TO DO =
Write the listing out again, all of it, word for word.

◇ ◇ ◇

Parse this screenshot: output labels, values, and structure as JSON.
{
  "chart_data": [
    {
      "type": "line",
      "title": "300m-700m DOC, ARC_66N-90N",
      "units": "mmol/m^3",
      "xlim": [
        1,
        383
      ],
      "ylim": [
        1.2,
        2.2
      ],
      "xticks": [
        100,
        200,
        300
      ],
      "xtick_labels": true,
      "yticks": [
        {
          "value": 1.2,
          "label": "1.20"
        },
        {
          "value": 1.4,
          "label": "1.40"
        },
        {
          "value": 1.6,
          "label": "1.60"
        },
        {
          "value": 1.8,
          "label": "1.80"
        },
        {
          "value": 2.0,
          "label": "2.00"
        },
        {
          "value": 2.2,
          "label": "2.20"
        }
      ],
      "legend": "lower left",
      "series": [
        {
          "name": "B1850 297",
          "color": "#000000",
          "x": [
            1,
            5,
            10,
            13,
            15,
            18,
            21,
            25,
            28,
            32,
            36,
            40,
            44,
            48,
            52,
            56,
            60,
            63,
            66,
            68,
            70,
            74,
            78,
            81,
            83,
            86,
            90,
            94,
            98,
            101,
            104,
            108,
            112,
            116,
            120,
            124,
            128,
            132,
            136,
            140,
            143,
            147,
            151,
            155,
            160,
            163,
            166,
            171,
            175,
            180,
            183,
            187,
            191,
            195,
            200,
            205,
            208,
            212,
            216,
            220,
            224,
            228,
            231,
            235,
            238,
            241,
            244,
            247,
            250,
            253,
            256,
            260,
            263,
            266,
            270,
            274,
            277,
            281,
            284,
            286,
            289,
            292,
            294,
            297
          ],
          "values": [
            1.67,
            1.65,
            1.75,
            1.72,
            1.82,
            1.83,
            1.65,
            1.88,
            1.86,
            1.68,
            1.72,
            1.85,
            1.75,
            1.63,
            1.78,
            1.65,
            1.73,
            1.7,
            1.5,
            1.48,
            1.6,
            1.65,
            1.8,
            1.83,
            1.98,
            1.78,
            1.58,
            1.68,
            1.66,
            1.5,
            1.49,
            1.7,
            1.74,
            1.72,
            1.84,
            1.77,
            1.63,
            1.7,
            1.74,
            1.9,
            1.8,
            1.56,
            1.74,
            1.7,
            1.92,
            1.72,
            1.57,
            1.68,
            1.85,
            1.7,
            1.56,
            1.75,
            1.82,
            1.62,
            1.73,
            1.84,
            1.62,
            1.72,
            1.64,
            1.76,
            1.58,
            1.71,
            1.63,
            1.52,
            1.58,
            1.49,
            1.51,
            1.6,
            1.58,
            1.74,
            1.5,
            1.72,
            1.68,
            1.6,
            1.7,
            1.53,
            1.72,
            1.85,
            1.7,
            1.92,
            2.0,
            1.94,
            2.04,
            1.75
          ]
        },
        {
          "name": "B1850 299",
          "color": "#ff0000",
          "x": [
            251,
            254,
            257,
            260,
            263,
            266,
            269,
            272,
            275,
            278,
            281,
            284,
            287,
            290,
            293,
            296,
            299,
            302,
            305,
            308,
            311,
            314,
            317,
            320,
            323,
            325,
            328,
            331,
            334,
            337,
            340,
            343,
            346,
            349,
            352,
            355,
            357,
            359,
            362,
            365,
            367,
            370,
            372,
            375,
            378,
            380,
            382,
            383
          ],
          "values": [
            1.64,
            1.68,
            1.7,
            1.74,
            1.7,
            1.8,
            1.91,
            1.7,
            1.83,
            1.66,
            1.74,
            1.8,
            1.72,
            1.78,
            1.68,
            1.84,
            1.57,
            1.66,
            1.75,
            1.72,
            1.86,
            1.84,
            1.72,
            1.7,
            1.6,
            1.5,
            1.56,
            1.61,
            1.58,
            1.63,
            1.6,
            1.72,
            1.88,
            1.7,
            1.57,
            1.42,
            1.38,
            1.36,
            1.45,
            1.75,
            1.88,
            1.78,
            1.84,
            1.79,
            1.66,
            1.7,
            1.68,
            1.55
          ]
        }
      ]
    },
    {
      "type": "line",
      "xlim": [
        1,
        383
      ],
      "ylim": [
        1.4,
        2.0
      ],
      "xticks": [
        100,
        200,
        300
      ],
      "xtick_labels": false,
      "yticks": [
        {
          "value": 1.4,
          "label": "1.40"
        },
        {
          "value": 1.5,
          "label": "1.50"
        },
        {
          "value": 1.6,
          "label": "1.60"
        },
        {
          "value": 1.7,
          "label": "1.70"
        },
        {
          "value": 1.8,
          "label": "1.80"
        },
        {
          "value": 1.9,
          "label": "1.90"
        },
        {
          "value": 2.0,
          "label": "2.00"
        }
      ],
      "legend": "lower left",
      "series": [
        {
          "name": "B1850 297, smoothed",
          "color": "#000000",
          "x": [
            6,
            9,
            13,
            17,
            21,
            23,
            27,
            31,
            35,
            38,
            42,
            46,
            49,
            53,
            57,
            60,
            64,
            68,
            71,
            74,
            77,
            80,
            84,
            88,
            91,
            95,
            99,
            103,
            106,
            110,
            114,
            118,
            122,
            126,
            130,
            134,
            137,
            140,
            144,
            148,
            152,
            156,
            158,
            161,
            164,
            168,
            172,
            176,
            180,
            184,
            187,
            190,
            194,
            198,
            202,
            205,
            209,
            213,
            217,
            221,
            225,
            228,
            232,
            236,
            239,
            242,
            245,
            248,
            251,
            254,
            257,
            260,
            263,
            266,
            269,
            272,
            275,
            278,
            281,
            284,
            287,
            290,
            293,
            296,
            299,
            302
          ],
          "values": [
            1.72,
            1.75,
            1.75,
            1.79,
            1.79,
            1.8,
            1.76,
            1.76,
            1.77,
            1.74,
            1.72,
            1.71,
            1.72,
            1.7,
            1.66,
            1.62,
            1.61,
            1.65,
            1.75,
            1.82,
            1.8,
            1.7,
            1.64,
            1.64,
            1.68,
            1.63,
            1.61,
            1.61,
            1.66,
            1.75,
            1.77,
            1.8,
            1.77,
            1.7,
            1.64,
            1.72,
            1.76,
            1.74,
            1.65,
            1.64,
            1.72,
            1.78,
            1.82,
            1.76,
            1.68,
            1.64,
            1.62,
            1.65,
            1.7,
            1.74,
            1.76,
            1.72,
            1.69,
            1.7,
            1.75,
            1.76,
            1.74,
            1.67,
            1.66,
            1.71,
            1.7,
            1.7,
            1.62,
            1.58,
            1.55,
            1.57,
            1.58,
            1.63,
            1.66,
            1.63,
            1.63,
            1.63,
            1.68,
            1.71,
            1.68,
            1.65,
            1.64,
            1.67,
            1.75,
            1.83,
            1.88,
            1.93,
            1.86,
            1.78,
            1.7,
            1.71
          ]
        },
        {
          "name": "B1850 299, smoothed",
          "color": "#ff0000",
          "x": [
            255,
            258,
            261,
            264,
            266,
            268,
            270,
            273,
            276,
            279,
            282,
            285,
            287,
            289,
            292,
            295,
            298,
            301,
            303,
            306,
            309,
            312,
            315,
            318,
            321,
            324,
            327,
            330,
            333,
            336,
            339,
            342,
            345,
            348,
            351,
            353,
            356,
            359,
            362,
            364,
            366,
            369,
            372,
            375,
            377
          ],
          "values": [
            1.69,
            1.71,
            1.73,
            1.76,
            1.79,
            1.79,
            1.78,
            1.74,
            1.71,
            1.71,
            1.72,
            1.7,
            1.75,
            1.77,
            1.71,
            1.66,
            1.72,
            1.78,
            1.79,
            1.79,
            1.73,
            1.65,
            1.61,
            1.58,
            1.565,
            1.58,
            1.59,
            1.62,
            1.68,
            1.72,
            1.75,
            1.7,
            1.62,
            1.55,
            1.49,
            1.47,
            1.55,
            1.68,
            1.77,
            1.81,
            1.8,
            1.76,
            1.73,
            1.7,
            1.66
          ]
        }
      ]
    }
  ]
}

◇ ◇ ◇

OUTPUT BELOW =
Parse this screenshot: output labels, values, and structure as JSON.
{
  "chart_data": [
    {
      "type": "line",
      "title": "300m-700m DOC, ARC_66N-90N",
      "units": "mmol/m^3",
      "xlim": [
        1,
        383
      ],
      "ylim": [
        1.2,
        2.2
      ],
      "xticks": [
        100,
        200,
        300
      ],
      "xtick_labels": true,
      "yticks": [
        {
          "value": 1.2,
          "label": "1.20"
        },
        {
          "value": 1.4,
          "label": "1.40"
        },
        {
          "value": 1.6,
          "label": "1.60"
        },
        {
          "value": 1.8,
          "label": "1.80"
        },
        {
          "value": 2.0,
          "label": "2.00"
        },
        {
          "value": 2.2,
          "label": "2.20"
        }
      ],
      "legend": "lower left",
      "series": [
        {
          "name": "B1850 297",
          "color": "#000000",
          "x": [
            1,
            5,
            10,
            13,
            15,
            18,
            21,
            25,
            28,
            32,
            36,
            40,
            44,
            48,
            52,
            56,
            60,
            63,
            66,
            68,
            70,
            74,
            78,
            81,
            83,
            86,
            90,
            94,
            98,
            101,
            104,
            108,
            112,
            116,
            120,
            124,
            128,
            132,
            136,
            140,
            143,
            147,
            151,
            155,
            160,
            163,
            166,
            171,
            175,
            180,
            183,
            187,
            191,
            195,
            200,
            205,
            208,
            212,
            216,
            220,
            224,
            228,
            231,
            235,
            238,
            241,
            244,
            247,
            250,
            253,
            256,
            260,
            263,
            266,
            270,
            274,
            277,
            281,
            284,
            286,
            289,
            292,
            294,
            297
          ],
          "values": [
            1.67,
            1.65,
            1.75,
            1.72,
            1.82,
            1.83,
            1.65,
            1.88,
            1.86,
            1.68,
            1.72,
            1.85,
            1.75,
            1.63,
            1.78,
            1.65,
            1.73,
            1.7,
            1.5,
            1.48,
            1.6,
            1.65,
            1.8,
            1.83,
            1.98,
            1.78,
            1.58,
            1.68,
            1.66,
            1.5,
            1.49,
            1.7,
            1.74,
            1.72,
            1.84,
            1.77,
            1.63,
            1.7,
            1.74,
            1.9,
            1.8,
            1.56,
            1.74,
            1.7,
            1.92,
            1.72,
            1.57,
            1.68,
            1.85,
            1.7,
            1.56,
            1.75,
            1.82,
            1.62,
            1.73,
            1.84,
            1.62,
            1.72,
            1.64,
            1.76,
            1.58,
            1.71,
            1.63,
            1.52,
            1.58,
            1.49,
            1.51,
            1.6,
            1.58,
            1.74,
            1.5,
            1.72,
            1.68,
            1.6,
            1.7,
            1.53,
            1.72,
            1.85,
            1.7,
            1.92,
            2.0,
            1.94,
            2.04,
            1.75
          ]
        },
        {
          "name": "B1850 299",
          "color": "#ff0000",
          "x": [
            251,
            254,
            257,
            260,
            263,
            266,
            269,
            272,
            275,
            278,
            281,
            284,
            287,
            290,
            293,
            296,
            299,
            302,
            305,
            308,
            311,
            314,
            317,
            320,
            323,
            325,
            328,
            331,
            334,
            337,
            340,
            343,
            346,
            349,
            352,
            355,
            357,
            359,
            362,
            365,
            367,
            370,
            372,
            375,
            378,
            380,
            382,
            383
          ],
          "values": [
            1.64,
            1.68,
            1.7,
            1.74,
            1.7,
            1.8,
            1.91,
            1.7,
            1.83,
            1.66,
            1.74,
            1.8,
            1.72,
            1.78,
            1.68,
            1.84,
            1.57,
            1.66,
            1.75,
            1.72,
            1.86,
            1.84,
            1.72,
            1.7,
            1.6,
            1.5,
            1.56,
            1.61,
            1.58,
            1.63,
            1.6,
            1.72,
            1.88,
            1.7,
            1.57,
            1.42,
            1.38,
            1.36,
            1.45,
            1.75,
            1.88,
            1.78,
            1.84,
            1.79,
            1.66,
            1.7,
            1.68,
            1.55
          ]
        }
      ]
    },
    {
      "type": "line",
      "xlim": [
        1,
        383
      ],
      "ylim": [
        1.4,
        2.0
      ],
      "xticks": [
        100,
        200,
        300
      ],
      "xtick_labels": false,
      "yticks": [
        {
          "value": 1.4,
          "label": "1.40"
        },
        {
          "value": 1.5,
          "label": "1.50"
        },
        {
          "value": 1.6,
          "label": "1.60"
        },
        {
          "value": 1.7,
          "label": "1.70"
        },
        {
          "value": 1.8,
          "label": "1.80"
        },
        {
          "value": 1.9,
          "label": "1.90"
        },
        {
          "value": 2.0,
          "label": "2.00"
        }
      ],
      "legend": "lower left",
      "series": [
        {
          "name": "B1850 297, smoothed",
          "color": "#000000",
          "x": [
            6,
            9,
            13,
            17,
            21,
            23,
            27,
            31,
            35,
            38,
            42,
            46,
            49,
            53,
            57,
            60,
            64,
            68,
            71,
            74,
            77,
            80,
            84,
            88,
            91,
            95,
            99,
            103,
            106,
            110,
            114,
            118,
            122,
            126,
            130,
            134,
            137,
            140,
            144,
            148,
            152,
            156,
            158,
            161,
            164,
            168,
            172,
            176,
            180,
            184,
            187,
            190,
            194,
            198,
            202,
            205,
            209,
            213,
            217,
            221,
            225,
            228,
            232,
            236,
            239,
            242,
            245,
            248,
            251,
            254,
            257,
            260,
            263,
            266,
            269,
            272,
            275,
            278,
            281,
            284,
            287,
            290,
            293,
            296,
            299,
            302
          ],
          "values": [
            1.72,
            1.75,
            1.75,
            1.79,
            1.79,
            1.8,
            1.76,
            1.76,
            1.77,
            1.74,
            1.72,
            1.71,
            1.72,
            1.7,
            1.66,
            1.62,
            1.61,
            1.65,
            1.75,
            1.82,
            1.8,
            1.7,
            1.64,
            1.64,
            1.68,
            1.63,
            1.61,
            1.61,
            1.66,
            1.75,
            1.77,
            1.8,
            1.77,
            1.7,
            1.64,
            1.72,
            1.76,
            1.74,
            1.65,
            1.64,
            1.72,
            1.78,
            1.82,
            1.76,
            1.68,
            1.64,
            1.62,
            1.65,
            1.7,
            1.74,
            1.76,
            1.72,
            1.69,
            1.7,
            1.75,
            1.76,
            1.74,
            1.67,
            1.66,
            1.71,
            1.7,
            1.7,
            1.62,
            1.58,
            1.55,
            1.57,
            1.58,
            1.63,
            1.66,
            1.63,
            1.63,
            1.63,
            1.68,
            1.71,
            1.68,
            1.65,
            1.64,
            1.67,
            1.75,
            1.83,
            1.88,
            1.93,
            1.86,
            1.78,
            1.7,
            1.71
          ]
        },
        {
          "name": "B1850 299, smoothed",
          "color": "#ff0000",
          "x": [
            255,
            258,
            261,
            264,
            266,
            268,
            270,
            273,
            276,
            279,
            282,
            285,
            287,
            289,
            292,
            295,
            298,
            301,
            303,
            306,
            309,
            312,
            315,
            318,
            321,
            324,
            327,
            330,
            333,
            336,
            339,
            342,
            345,
            348,
            351,
            353,
            356,
            359,
            362,
            364,
            366,
            369,
            372,
            375,
            377
          ],
          "values": [
            1.69,
            1.71,
            1.73,
            1.76,
            1.79,
            1.79,
            1.78,
            1.74,
            1.71,
            1.71,
            1.72,
            1.7,
            1.75,
            1.77,
            1.71,
            1.66,
            1.72,
            1.78,
            1.79,
            1.79,
            1.73,
            1.65,
            1.61,
            1.58,
            1.565,
            1.58,
            1.59,
            1.62,
            1.68,
            1.72,
            1.75,
            1.7,
            1.62,
            1.55,
            1.49,
            1.47,
            1.55,
            1.68,
            1.77,
            1.81,
            1.8,
            1.76,
            1.73,
            1.7,
            1.66
          ]
        }
      ]
    }
  ]
}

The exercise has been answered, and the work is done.